↓↓↓

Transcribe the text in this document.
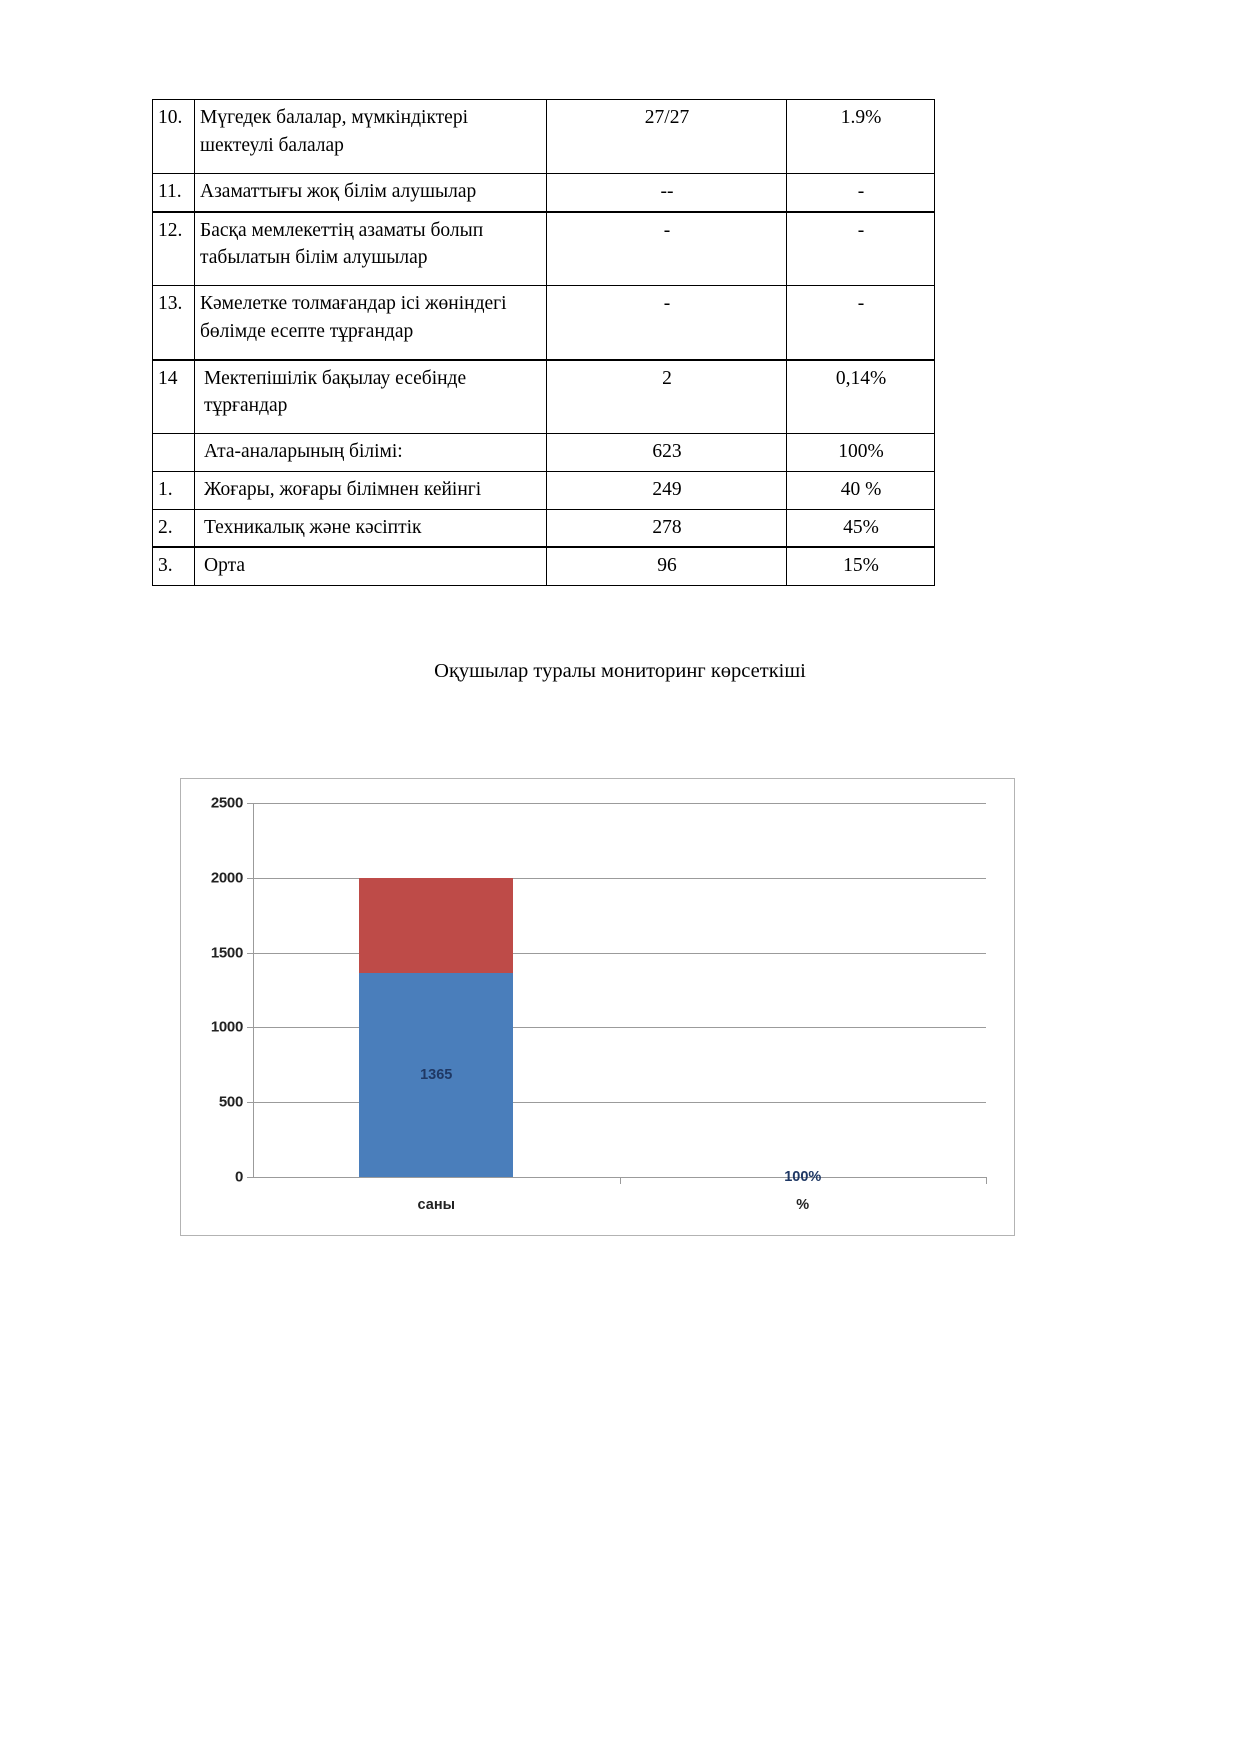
10.	Мүгедек балалар, мүмкіндіктері шектеулі балалар	27/27	1.9%
11.	Азаматтығы жоқ білім алушылар	--	-
12.	Басқа мемлекеттің азаматы болып табылатын білім алушылар	-	-
13.	Кәмелетке толмағандар ісі жөніндегі бөлімде есепте тұрғандар	-	-
14	Мектепішілік бақылау есебінде тұрғандар	2	0,14%
	Ата-аналарының білімі:	623	100%
1.	Жоғары, жоғары білімнен кейінгі	249	40 %
2.	Техникалық және кәсіптік	278	45%
3.	Орта	96	15%
Оқушылар туралы мониторинг көрсеткіші
0
500
1000
1500
2000
2500
саны	%
1365
100%
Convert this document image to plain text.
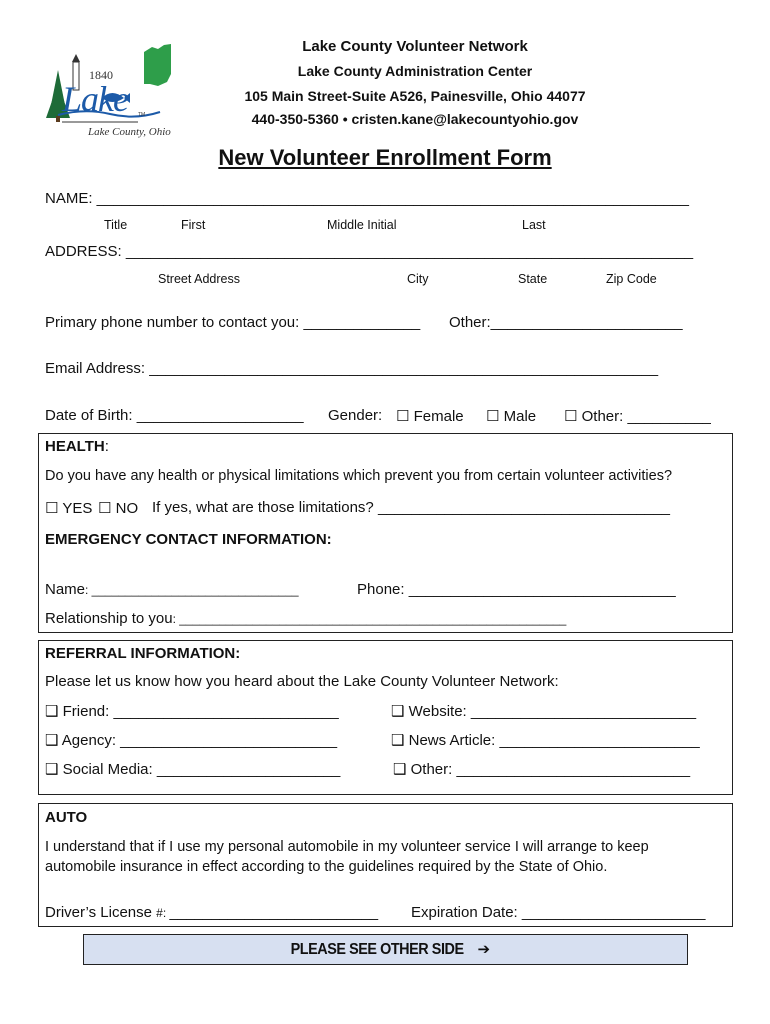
1840
Lake TM
Lake County, Ohio
Lake County Volunteer Network
Lake County Administration Center
105 Main Street-Suite A526, Painesville, Ohio 44077
440-350-5360 • cristen.kane@lakecountyohio.gov
New Volunteer Enrollment Form
NAME: _______________________________________________________________________
Title	First	Middle Initial	Last
ADDRESS: ____________________________________________________________________
Street Address	City	State	Zip Code
Primary phone number to contact you: ______________ Other:_______________________
Email Address: _____________________________________________________________
Date of Birth: ____________________ Gender: ☐ Female ☐ Male ☐ Other: __________
HEALTH:
Do you have any health or physical limitations which prevent you from certain volunteer activities?
☐ YES ☐ NO If yes, what are those limitations? ___________________________________
EMERGENCY CONTACT INFORMATION:
Name: _______________________________	Phone: ________________________________
Relationship to you: __________________________________________________________
REFERRAL INFORMATION:
Please let us know how you heard about the Lake County Volunteer Network:
❑ Friend: ___________________________	❑ Website: ___________________________
❑ Agency: __________________________	❑ News Article: ________________________
❑ Social Media: ______________________	❑ Other: ____________________________
AUTO
I understand that if I use my personal automobile in my volunteer service I will arrange to keep
automobile insurance in effect according to the guidelines required by the State of Ohio.
Driver’s License #: _________________________ Expiration Date: ______________________
PLEASE SEE OTHER SIDE ➔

↑↑↑

| REQUIRED TASK |
The records above must be echoed exactly, minus their pictures.

| ANSWER IN FULL |
Transcribe the text in this document.
10.	Мүгедек балалар, мүмкіндіктері шектеулі балалар	27/27	1.9%
11.	Азаматтығы жоқ білім алушылар	--	-
12.	Басқа мемлекеттің азаматы болып табылатын білім алушылар	-	-
13.	Кәмелетке толмағандар ісі жөніндегі бөлімде есепте тұрғандар	-	-
14	Мектепішілік бақылау есебінде тұрғандар	2	0,14%
	Ата-аналарының білімі:	623	100%
1.	Жоғары, жоғары білімнен кейінгі	249	40 %
2.	Техникалық және кәсіптік	278	45%
3.	Орта	96	15%
Оқушылар туралы мониторинг көрсеткіші
0
500
1000
1500
2000
2500
саны	%
1365
100%
Convert this document image to plain text.
1840
Lake TM
Lake County, Ohio
Lake County Volunteer Network
Lake County Administration Center
105 Main Street-Suite A526, Painesville, Ohio 44077
440-350-5360 • cristen.kane@lakecountyohio.gov
New Volunteer Enrollment Form
NAME: _______________________________________________________________________
Title	First	Middle Initial	Last
ADDRESS: ____________________________________________________________________
Street Address	City	State	Zip Code
Primary phone number to contact you: ______________ Other:_______________________
Email Address: _____________________________________________________________
Date of Birth: ____________________ Gender: ☐ Female ☐ Male ☐ Other: __________
HEALTH:
Do you have any health or physical limitations which prevent you from certain volunteer activities?
☐ YES ☐ NO If yes, what are those limitations? ___________________________________
EMERGENCY CONTACT INFORMATION:
Name: _______________________________	Phone: ________________________________
Relationship to you: __________________________________________________________
REFERRAL INFORMATION:
Please let us know how you heard about the Lake County Volunteer Network:
❑ Friend: ___________________________	❑ Website: ___________________________
❑ Agency: __________________________	❑ News Article: ________________________
❑ Social Media: ______________________	❑ Other: ____________________________
AUTO
I understand that if I use my personal automobile in my volunteer service I will arrange to keep
automobile insurance in effect according to the guidelines required by the State of Ohio.
Driver’s License #: _________________________ Expiration Date: ______________________
PLEASE SEE OTHER SIDE ➔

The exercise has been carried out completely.